→ SET EXERCISE: The entries below should be output exactly as written.
◇ ◇ ◇ ◇
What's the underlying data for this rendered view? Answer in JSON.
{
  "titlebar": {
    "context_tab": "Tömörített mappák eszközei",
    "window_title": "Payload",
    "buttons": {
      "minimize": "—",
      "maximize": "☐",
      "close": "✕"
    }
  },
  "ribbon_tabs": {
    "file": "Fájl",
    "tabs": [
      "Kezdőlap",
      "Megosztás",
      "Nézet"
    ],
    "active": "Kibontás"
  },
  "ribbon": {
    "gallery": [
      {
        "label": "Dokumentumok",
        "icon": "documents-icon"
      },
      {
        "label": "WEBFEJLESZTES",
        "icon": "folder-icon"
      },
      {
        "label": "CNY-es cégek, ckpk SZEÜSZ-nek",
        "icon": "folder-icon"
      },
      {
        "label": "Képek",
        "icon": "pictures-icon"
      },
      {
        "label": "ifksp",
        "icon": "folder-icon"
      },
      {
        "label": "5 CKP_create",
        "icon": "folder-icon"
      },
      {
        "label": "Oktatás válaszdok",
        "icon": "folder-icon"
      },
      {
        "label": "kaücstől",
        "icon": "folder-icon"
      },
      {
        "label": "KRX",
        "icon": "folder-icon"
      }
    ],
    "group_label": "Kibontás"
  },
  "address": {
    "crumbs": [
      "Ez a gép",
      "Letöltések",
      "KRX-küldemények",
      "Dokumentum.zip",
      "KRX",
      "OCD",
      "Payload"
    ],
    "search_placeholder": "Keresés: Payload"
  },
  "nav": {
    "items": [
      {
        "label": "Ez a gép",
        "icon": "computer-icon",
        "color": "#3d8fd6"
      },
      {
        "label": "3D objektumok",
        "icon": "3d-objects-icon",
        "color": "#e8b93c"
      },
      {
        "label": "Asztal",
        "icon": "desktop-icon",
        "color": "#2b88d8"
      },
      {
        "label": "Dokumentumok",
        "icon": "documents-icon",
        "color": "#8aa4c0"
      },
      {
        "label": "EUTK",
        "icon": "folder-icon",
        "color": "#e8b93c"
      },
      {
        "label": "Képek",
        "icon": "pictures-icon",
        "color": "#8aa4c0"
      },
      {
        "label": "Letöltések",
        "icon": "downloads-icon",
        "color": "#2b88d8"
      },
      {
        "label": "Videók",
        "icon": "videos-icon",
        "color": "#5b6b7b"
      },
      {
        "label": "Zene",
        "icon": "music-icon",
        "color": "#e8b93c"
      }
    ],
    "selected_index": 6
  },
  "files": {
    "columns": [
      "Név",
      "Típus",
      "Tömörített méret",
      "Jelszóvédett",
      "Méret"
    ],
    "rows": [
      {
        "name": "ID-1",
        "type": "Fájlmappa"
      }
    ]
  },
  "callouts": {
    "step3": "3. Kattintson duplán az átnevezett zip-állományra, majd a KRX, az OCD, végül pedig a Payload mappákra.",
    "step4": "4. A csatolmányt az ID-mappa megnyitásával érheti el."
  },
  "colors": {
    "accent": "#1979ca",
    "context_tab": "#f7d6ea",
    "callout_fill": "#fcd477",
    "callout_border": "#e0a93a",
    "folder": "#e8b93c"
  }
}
◇ ◇ ◇ ◇
→ THE RESULT:
What's the underlying data for this rendered view? Answer in JSON.
{
  "titlebar": {
    "context_tab": "Tömörített mappák eszközei",
    "window_title": "Payload",
    "buttons": {
      "minimize": "—",
      "maximize": "☐",
      "close": "✕"
    }
  },
  "ribbon_tabs": {
    "file": "Fájl",
    "tabs": [
      "Kezdőlap",
      "Megosztás",
      "Nézet"
    ],
    "active": "Kibontás"
  },
  "ribbon": {
    "gallery": [
      {
        "label": "Dokumentumok",
        "icon": "documents-icon"
      },
      {
        "label": "WEBFEJLESZTES",
        "icon": "folder-icon"
      },
      {
        "label": "CNY-es cégek, ckpk SZEÜSZ-nek",
        "icon": "folder-icon"
      },
      {
        "label": "Képek",
        "icon": "pictures-icon"
      },
      {
        "label": "ifksp",
        "icon": "folder-icon"
      },
      {
        "label": "5 CKP_create",
        "icon": "folder-icon"
      },
      {
        "label": "Oktatás válaszdok",
        "icon": "folder-icon"
      },
      {
        "label": "kaücstől",
        "icon": "folder-icon"
      },
      {
        "label": "KRX",
        "icon": "folder-icon"
      }
    ],
    "group_label": "Kibontás"
  },
  "address": {
    "crumbs": [
      "Ez a gép",
      "Letöltések",
      "KRX-küldemények",
      "Dokumentum.zip",
      "KRX",
      "OCD",
      "Payload"
    ],
    "search_placeholder": "Keresés: Payload"
  },
  "nav": {
    "items": [
      {
        "label": "Ez a gép",
        "icon": "computer-icon",
        "color": "#3d8fd6"
      },
      {
        "label": "3D objektumok",
        "icon": "3d-objects-icon",
        "color": "#e8b93c"
      },
      {
        "label": "Asztal",
        "icon": "desktop-icon",
        "color": "#2b88d8"
      },
      {
        "label": "Dokumentumok",
        "icon": "documents-icon",
        "color": "#8aa4c0"
      },
      {
        "label": "EUTK",
        "icon": "folder-icon",
        "color": "#e8b93c"
      },
      {
        "label": "Képek",
        "icon": "pictures-icon",
        "color": "#8aa4c0"
      },
      {
        "label": "Letöltések",
        "icon": "downloads-icon",
        "color": "#2b88d8"
      },
      {
        "label": "Videók",
        "icon": "videos-icon",
        "color": "#5b6b7b"
      },
      {
        "label": "Zene",
        "icon": "music-icon",
        "color": "#e8b93c"
      }
    ],
    "selected_index": 6
  },
  "files": {
    "columns": [
      "Név",
      "Típus",
      "Tömörített méret",
      "Jelszóvédett",
      "Méret"
    ],
    "rows": [
      {
        "name": "ID-1",
        "type": "Fájlmappa"
      }
    ]
  },
  "callouts": {
    "step3": "3. Kattintson duplán az átnevezett zip-állományra, majd a KRX, az OCD, végül pedig a Payload mappákra.",
    "step4": "4. A csatolmányt az ID-mappa megnyitásával érheti el."
  },
  "colors": {
    "accent": "#1979ca",
    "context_tab": "#f7d6ea",
    "callout_fill": "#fcd477",
    "callout_border": "#e0a93a",
    "folder": "#e8b93c"
  }
}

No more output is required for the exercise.